» Provided records
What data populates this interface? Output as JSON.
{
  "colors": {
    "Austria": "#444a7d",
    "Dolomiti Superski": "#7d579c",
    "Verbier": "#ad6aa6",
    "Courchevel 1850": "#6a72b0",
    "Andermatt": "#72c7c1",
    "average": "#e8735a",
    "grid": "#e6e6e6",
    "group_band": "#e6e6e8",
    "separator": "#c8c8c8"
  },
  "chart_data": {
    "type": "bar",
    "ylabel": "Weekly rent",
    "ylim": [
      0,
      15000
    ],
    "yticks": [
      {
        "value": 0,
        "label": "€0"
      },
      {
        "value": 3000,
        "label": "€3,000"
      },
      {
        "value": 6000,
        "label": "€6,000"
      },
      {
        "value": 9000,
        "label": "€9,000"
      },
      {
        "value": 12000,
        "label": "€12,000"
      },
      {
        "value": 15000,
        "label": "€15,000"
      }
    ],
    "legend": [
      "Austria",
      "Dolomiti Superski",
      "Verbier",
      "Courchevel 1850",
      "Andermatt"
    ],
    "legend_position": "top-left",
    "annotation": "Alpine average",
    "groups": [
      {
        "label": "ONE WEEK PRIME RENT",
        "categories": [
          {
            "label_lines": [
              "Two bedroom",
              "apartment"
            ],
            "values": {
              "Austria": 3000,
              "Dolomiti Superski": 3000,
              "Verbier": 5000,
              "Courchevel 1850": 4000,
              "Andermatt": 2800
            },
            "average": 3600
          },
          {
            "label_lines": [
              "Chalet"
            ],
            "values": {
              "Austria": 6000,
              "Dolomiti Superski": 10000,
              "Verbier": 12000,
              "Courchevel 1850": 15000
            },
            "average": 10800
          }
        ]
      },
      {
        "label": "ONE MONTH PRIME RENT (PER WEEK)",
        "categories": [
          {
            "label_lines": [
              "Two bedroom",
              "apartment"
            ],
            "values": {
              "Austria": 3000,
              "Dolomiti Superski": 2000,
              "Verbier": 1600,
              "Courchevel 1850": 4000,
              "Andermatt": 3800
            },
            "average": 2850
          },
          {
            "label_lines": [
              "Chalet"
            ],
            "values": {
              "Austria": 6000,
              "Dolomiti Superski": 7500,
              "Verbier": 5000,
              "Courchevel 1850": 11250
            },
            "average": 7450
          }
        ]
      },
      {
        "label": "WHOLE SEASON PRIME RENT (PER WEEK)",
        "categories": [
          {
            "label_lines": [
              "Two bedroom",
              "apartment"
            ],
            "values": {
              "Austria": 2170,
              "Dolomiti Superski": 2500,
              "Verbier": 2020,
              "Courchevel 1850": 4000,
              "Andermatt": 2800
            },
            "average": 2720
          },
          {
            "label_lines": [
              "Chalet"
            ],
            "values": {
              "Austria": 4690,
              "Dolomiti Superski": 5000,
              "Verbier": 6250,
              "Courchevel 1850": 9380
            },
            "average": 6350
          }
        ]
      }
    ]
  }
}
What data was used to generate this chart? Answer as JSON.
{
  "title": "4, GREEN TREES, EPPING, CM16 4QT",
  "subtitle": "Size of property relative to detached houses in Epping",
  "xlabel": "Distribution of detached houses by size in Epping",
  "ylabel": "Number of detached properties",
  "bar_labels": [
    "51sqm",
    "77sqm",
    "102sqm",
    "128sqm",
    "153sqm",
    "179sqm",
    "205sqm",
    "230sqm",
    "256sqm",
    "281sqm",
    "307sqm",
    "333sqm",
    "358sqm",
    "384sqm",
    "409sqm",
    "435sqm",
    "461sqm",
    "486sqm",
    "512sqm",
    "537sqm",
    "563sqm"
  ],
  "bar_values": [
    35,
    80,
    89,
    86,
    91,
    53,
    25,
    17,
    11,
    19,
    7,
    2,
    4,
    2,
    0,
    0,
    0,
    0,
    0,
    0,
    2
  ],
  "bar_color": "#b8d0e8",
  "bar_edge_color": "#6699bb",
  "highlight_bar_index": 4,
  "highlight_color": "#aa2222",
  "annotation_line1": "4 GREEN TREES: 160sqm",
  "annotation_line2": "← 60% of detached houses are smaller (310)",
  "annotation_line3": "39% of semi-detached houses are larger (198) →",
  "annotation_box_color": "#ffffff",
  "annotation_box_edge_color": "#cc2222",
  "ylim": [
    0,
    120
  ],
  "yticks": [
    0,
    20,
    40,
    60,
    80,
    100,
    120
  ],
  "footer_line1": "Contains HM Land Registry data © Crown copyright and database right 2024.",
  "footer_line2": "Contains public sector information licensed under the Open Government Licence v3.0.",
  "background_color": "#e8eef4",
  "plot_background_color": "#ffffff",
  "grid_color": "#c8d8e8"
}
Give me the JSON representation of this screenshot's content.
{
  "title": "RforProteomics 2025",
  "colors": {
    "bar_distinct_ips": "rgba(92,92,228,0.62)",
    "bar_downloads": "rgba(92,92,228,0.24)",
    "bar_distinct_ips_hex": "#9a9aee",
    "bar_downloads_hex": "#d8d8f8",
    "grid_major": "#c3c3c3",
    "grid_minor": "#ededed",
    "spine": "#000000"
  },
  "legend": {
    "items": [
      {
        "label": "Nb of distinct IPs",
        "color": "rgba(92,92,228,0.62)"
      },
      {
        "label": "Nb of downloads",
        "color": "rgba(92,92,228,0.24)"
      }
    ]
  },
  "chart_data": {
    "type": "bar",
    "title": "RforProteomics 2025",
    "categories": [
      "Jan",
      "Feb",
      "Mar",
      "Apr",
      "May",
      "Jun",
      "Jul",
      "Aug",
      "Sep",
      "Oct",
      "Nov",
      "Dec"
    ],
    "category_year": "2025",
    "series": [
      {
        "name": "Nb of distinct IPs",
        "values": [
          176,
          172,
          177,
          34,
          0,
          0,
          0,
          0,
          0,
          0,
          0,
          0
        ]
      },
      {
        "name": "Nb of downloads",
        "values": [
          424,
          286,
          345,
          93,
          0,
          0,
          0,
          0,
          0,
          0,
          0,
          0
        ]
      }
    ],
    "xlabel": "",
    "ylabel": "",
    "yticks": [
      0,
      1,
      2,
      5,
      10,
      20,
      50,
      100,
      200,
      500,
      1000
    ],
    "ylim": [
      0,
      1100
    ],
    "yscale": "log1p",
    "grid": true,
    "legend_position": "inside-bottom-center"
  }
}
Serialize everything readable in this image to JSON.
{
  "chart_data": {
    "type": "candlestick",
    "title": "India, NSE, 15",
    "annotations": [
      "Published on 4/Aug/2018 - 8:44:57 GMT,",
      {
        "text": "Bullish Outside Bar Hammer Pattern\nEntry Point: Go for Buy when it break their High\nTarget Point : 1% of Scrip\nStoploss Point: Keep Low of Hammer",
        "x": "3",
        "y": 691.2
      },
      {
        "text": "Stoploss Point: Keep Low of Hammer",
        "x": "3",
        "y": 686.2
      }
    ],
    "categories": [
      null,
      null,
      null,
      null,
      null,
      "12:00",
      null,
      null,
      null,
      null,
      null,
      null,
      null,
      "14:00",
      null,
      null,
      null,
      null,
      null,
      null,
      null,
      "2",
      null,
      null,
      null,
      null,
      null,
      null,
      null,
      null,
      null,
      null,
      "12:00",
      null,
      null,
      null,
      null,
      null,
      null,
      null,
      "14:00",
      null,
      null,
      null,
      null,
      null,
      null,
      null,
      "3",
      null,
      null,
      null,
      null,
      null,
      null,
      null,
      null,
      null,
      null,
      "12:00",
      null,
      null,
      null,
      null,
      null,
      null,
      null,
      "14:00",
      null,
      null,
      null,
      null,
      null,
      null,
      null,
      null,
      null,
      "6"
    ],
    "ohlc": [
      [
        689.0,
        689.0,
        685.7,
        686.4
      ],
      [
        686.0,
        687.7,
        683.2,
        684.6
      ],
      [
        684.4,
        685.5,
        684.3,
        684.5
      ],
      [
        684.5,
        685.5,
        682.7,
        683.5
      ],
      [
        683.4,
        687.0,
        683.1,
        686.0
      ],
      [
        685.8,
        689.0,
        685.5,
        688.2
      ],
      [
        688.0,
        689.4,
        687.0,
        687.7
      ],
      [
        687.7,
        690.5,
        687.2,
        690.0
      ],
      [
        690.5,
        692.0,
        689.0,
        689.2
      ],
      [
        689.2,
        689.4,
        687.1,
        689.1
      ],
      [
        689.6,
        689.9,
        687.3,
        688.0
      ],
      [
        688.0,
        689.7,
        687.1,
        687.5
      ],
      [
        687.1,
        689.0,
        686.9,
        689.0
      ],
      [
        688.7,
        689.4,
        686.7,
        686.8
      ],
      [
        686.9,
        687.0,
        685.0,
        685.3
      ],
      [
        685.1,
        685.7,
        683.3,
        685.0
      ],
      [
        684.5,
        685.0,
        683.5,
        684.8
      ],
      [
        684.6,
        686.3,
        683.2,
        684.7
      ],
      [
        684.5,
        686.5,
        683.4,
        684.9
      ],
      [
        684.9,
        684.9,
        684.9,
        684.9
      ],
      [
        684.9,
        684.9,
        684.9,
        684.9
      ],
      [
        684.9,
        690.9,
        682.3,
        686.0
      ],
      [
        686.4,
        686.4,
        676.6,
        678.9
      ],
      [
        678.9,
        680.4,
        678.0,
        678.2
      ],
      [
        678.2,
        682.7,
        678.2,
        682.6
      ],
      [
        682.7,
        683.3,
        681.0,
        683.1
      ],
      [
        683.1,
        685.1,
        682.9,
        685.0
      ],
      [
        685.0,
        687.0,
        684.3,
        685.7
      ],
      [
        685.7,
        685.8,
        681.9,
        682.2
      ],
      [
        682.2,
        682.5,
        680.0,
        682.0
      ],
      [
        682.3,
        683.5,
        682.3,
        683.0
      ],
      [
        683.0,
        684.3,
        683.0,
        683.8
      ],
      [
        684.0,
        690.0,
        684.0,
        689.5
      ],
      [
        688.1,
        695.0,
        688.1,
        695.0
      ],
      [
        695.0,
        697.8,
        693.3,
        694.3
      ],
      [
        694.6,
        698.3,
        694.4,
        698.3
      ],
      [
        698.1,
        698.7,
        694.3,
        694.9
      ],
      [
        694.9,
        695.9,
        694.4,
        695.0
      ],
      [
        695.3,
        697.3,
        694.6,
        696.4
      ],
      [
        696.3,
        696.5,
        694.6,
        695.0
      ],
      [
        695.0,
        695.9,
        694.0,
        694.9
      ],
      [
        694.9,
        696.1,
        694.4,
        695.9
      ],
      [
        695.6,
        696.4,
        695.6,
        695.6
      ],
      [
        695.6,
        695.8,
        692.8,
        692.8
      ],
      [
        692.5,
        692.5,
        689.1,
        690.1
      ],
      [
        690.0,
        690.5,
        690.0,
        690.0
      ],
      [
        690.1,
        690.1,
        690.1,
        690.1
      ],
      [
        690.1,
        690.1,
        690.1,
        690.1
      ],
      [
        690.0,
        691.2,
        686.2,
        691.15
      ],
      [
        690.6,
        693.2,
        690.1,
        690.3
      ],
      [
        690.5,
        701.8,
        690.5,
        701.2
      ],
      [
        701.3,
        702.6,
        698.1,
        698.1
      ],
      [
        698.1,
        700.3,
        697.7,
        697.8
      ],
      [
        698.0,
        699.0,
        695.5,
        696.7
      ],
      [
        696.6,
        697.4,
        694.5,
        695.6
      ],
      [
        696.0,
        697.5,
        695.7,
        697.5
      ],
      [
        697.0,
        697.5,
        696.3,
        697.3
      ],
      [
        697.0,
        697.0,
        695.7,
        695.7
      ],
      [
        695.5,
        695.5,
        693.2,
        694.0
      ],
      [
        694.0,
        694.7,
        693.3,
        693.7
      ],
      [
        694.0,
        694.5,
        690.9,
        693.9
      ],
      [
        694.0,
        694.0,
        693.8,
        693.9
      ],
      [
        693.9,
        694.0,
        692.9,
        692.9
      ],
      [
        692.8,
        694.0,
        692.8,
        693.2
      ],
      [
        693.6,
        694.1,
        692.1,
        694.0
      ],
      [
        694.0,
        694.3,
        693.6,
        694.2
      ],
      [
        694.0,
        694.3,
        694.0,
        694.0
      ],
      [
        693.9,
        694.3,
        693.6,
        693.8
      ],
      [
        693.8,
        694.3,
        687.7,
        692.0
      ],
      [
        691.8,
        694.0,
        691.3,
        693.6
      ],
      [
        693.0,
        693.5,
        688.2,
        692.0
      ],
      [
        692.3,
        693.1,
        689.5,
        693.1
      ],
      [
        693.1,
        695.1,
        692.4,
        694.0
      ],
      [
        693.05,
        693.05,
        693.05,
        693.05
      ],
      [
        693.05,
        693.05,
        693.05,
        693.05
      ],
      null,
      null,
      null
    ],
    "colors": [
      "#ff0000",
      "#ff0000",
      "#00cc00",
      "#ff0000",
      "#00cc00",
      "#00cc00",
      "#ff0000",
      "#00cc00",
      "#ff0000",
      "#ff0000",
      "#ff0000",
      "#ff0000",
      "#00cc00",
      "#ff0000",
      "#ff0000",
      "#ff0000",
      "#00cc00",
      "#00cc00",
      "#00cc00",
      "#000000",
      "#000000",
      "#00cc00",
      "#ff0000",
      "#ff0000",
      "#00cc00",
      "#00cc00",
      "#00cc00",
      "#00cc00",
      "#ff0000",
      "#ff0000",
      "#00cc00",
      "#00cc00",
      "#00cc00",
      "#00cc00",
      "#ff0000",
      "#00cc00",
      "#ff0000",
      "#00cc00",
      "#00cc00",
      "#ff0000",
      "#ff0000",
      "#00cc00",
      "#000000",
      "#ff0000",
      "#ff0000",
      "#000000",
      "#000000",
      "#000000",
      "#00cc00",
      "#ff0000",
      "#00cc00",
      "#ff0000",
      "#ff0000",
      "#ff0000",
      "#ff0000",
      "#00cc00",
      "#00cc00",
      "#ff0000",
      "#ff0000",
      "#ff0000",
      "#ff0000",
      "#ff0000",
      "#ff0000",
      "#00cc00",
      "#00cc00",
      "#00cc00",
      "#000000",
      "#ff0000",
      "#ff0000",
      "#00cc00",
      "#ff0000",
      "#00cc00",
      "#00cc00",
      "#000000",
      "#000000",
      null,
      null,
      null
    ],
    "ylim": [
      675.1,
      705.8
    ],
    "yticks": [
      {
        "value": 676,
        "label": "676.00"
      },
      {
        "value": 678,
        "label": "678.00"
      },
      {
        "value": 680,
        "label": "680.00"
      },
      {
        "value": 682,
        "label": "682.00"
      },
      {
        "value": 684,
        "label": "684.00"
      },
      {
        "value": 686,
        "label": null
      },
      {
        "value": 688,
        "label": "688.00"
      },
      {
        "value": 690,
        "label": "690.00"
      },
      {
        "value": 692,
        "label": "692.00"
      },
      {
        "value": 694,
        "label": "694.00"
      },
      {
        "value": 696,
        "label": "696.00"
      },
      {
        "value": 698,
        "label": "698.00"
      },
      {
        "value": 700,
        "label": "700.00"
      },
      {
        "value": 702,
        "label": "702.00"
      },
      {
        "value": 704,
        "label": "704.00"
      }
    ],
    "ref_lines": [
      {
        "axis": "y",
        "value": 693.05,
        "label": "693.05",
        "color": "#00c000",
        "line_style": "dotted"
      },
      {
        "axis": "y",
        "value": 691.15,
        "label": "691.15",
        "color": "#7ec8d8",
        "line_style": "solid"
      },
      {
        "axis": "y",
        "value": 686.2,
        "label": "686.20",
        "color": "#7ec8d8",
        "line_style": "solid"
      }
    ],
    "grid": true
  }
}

» Stated task
Using the material above, gather every line that includes "rgba".

» Problem solution
    "bar_distinct_ips": "rgba(92,92,228,0.62)",
    "bar_downloads": "rgba(92,92,228,0.24)",
        "color": "rgba(92,92,228,0.62)"
        "color": "rgba(92,92,228,0.24)"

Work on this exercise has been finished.